**REQUIREMENTS**: Copy every line of the listing exactly.

**DATA TO PROCESS**:
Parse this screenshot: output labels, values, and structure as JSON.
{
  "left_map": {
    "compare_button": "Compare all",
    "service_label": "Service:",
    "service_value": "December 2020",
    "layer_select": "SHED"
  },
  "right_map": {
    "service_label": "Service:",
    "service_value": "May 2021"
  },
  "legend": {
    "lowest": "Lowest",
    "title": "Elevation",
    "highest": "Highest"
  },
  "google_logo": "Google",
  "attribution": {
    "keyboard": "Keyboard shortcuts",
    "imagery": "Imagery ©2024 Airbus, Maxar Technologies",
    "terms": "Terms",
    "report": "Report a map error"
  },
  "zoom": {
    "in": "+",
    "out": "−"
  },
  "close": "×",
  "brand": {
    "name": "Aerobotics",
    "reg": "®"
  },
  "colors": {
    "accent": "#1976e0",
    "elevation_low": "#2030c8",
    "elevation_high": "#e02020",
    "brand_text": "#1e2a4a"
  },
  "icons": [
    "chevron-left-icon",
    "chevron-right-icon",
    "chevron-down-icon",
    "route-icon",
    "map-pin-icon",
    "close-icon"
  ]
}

**SOLUTION BELOW**:
Parse this screenshot: output labels, values, and structure as JSON.
{
  "left_map": {
    "compare_button": "Compare all",
    "service_label": "Service:",
    "service_value": "December 2020",
    "layer_select": "SHED"
  },
  "right_map": {
    "service_label": "Service:",
    "service_value": "May 2021"
  },
  "legend": {
    "lowest": "Lowest",
    "title": "Elevation",
    "highest": "Highest"
  },
  "google_logo": "Google",
  "attribution": {
    "keyboard": "Keyboard shortcuts",
    "imagery": "Imagery ©2024 Airbus, Maxar Technologies",
    "terms": "Terms",
    "report": "Report a map error"
  },
  "zoom": {
    "in": "+",
    "out": "−"
  },
  "close": "×",
  "brand": {
    "name": "Aerobotics",
    "reg": "®"
  },
  "colors": {
    "accent": "#1976e0",
    "elevation_low": "#2030c8",
    "elevation_high": "#e02020",
    "brand_text": "#1e2a4a"
  },
  "icons": [
    "chevron-left-icon",
    "chevron-right-icon",
    "chevron-down-icon",
    "route-icon",
    "map-pin-icon",
    "close-icon"
  ]
}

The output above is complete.